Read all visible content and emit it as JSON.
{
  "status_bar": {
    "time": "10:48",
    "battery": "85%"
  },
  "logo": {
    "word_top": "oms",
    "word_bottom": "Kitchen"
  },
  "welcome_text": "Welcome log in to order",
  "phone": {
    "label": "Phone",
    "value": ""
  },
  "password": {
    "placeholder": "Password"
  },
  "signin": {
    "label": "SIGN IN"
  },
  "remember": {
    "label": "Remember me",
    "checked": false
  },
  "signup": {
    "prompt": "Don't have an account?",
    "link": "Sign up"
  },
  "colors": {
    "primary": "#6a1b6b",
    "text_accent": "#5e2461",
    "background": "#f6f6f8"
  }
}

• _OBJECTIVE_
Your task is to extract all of the records exactly.

• _FINISHED ANSWER_
Read all visible content and emit it as JSON.
{
  "status_bar": {
    "time": "10:48",
    "battery": "85%"
  },
  "logo": {
    "word_top": "oms",
    "word_bottom": "Kitchen"
  },
  "welcome_text": "Welcome log in to order",
  "phone": {
    "label": "Phone",
    "value": ""
  },
  "password": {
    "placeholder": "Password"
  },
  "signin": {
    "label": "SIGN IN"
  },
  "remember": {
    "label": "Remember me",
    "checked": false
  },
  "signup": {
    "prompt": "Don't have an account?",
    "link": "Sign up"
  },
  "colors": {
    "primary": "#6a1b6b",
    "text_accent": "#5e2461",
    "background": "#f6f6f8"
  }
}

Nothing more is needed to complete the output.